-- Direction --
Your job is to retype all of the data word for word, leaving every image out.

* begin Listing *

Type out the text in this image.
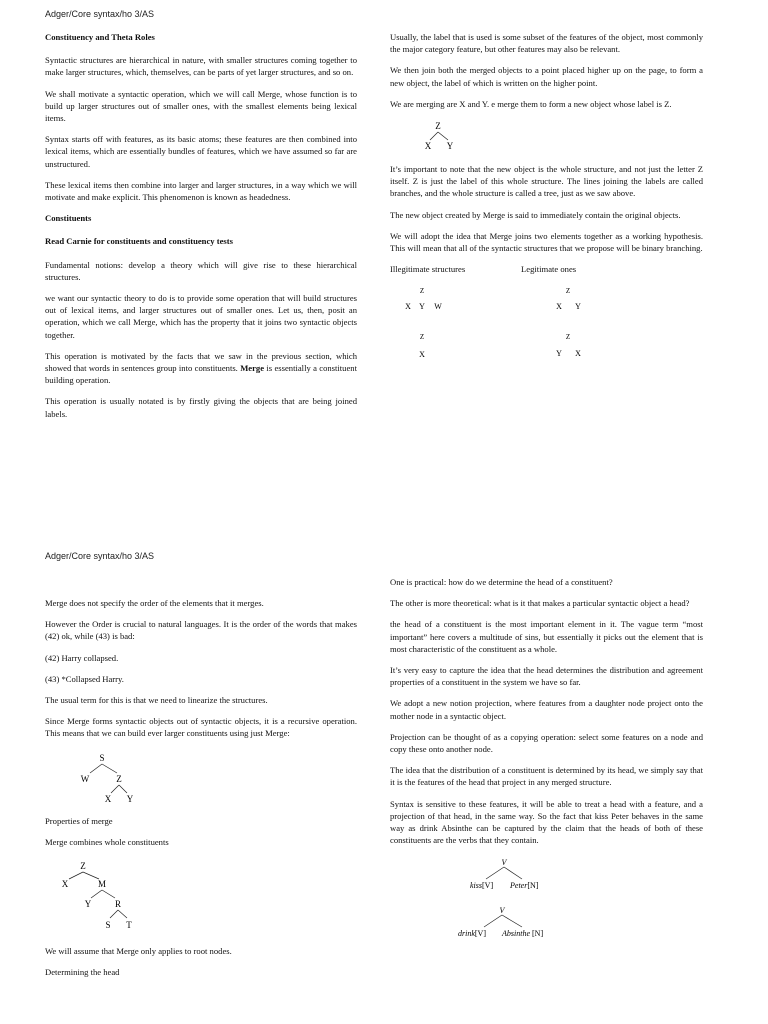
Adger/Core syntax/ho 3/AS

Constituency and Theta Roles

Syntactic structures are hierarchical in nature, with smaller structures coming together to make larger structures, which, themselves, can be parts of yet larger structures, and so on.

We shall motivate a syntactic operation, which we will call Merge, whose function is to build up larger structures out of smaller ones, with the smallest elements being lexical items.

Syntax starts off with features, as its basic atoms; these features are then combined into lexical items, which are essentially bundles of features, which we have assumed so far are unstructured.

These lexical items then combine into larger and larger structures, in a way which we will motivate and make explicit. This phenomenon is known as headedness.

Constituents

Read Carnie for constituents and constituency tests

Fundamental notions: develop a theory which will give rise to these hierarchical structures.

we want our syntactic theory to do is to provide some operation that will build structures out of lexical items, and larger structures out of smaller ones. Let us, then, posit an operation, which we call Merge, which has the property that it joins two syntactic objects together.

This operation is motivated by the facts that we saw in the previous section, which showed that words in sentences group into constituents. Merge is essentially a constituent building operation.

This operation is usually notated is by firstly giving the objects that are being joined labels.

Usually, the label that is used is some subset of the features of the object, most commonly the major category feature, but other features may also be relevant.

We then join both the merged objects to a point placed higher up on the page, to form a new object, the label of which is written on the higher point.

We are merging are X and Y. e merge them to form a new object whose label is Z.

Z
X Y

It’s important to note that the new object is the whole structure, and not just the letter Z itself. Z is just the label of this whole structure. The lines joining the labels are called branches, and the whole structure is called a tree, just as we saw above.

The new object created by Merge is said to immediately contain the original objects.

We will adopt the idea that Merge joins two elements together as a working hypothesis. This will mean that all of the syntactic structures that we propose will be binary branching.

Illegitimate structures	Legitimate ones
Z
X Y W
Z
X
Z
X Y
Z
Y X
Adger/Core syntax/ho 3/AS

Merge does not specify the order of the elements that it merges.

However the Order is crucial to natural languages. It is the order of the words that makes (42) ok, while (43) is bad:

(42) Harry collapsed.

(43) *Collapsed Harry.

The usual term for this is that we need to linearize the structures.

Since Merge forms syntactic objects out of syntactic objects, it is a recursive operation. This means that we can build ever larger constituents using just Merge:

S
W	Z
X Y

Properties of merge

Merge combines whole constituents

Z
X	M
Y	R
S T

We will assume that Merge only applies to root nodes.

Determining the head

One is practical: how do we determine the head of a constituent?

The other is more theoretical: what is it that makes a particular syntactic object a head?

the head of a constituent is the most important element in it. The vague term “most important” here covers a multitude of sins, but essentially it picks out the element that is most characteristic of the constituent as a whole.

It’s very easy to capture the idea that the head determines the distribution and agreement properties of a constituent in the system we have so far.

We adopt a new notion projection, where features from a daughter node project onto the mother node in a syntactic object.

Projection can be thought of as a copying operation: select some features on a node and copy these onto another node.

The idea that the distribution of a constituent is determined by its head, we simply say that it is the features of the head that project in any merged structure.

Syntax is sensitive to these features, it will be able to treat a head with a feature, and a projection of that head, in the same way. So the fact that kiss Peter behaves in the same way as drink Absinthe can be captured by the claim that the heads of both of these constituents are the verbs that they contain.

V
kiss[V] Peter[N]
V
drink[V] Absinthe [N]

* end Listing *

-- Result --
Type out the text in this image.
Adger/Core syntax/ho 3/AS

Constituency and Theta Roles

Syntactic structures are hierarchical in nature, with smaller structures coming together to make larger structures, which, themselves, can be parts of yet larger structures, and so on.

We shall motivate a syntactic operation, which we will call Merge, whose function is to build up larger structures out of smaller ones, with the smallest elements being lexical items.

Syntax starts off with features, as its basic atoms; these features are then combined into lexical items, which are essentially bundles of features, which we have assumed so far are unstructured.

These lexical items then combine into larger and larger structures, in a way which we will motivate and make explicit. This phenomenon is known as headedness.

Constituents

Read Carnie for constituents and constituency tests

Fundamental notions: develop a theory which will give rise to these hierarchical structures.

we want our syntactic theory to do is to provide some operation that will build structures out of lexical items, and larger structures out of smaller ones. Let us, then, posit an operation, which we call Merge, which has the property that it joins two syntactic objects together.

This operation is motivated by the facts that we saw in the previous section, which showed that words in sentences group into constituents. Merge is essentially a constituent building operation.

This operation is usually notated is by firstly giving the objects that are being joined labels.

Usually, the label that is used is some subset of the features of the object, most commonly the major category feature, but other features may also be relevant.

We then join both the merged objects to a point placed higher up on the page, to form a new object, the label of which is written on the higher point.

We are merging are X and Y. e merge them to form a new object whose label is Z.

Z
X Y

It’s important to note that the new object is the whole structure, and not just the letter Z itself. Z is just the label of this whole structure. The lines joining the labels are called branches, and the whole structure is called a tree, just as we saw above.

The new object created by Merge is said to immediately contain the original objects.

We will adopt the idea that Merge joins two elements together as a working hypothesis. This will mean that all of the syntactic structures that we propose will be binary branching.

Illegitimate structures	Legitimate ones
Z
X Y W
Z
X
Z
X Y
Z
Y X
Adger/Core syntax/ho 3/AS

Merge does not specify the order of the elements that it merges.

However the Order is crucial to natural languages. It is the order of the words that makes (42) ok, while (43) is bad:

(42) Harry collapsed.

(43) *Collapsed Harry.

The usual term for this is that we need to linearize the structures.

Since Merge forms syntactic objects out of syntactic objects, it is a recursive operation. This means that we can build ever larger constituents using just Merge:

S
W	Z
X Y

Properties of merge

Merge combines whole constituents

Z
X	M
Y	R
S T

We will assume that Merge only applies to root nodes.

Determining the head

One is practical: how do we determine the head of a constituent?

The other is more theoretical: what is it that makes a particular syntactic object a head?

the head of a constituent is the most important element in it. The vague term “most important” here covers a multitude of sins, but essentially it picks out the element that is most characteristic of the constituent as a whole.

It’s very easy to capture the idea that the head determines the distribution and agreement properties of a constituent in the system we have so far.

We adopt a new notion projection, where features from a daughter node project onto the mother node in a syntactic object.

Projection can be thought of as a copying operation: select some features on a node and copy these onto another node.

The idea that the distribution of a constituent is determined by its head, we simply say that it is the features of the head that project in any merged structure.

Syntax is sensitive to these features, it will be able to treat a head with a feature, and a projection of that head, in the same way. So the fact that kiss Peter behaves in the same way as drink Absinthe can be captured by the claim that the heads of both of these constituents are the verbs that they contain.

V
kiss[V] Peter[N]
V
drink[V] Absinthe [N]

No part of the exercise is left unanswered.